_SHORT EXERCISE_
Search the listing for the string "음성문화예술회관" and copy every line that contains it.

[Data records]

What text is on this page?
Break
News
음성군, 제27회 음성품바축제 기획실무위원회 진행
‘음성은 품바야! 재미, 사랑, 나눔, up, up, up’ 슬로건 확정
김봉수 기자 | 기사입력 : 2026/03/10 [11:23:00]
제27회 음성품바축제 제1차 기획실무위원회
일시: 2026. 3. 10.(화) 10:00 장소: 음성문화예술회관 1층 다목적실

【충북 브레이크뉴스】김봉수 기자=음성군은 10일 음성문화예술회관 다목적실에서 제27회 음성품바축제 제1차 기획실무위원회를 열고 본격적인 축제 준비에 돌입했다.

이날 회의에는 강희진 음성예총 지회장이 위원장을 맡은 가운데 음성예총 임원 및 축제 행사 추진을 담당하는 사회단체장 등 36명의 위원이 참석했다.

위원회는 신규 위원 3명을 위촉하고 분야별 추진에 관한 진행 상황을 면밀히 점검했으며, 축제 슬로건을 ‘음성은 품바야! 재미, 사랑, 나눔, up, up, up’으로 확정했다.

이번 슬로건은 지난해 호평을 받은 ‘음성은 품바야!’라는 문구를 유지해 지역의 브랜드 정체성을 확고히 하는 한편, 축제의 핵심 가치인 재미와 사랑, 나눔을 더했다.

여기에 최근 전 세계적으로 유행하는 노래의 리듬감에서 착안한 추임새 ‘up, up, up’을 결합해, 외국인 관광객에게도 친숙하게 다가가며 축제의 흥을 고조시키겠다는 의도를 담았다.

_THE ANSWER_
일시: 2026. 3. 10.(화) 10:00 장소: 음성문화예술회관 1층 다목적실
【충북 브레이크뉴스】김봉수 기자=음성군은 10일 음성문화예술회관 다목적실에서 제27회 음성품바축제 제1차 기획실무위원회를 열고 본격적인 축제 준비에 돌입했다.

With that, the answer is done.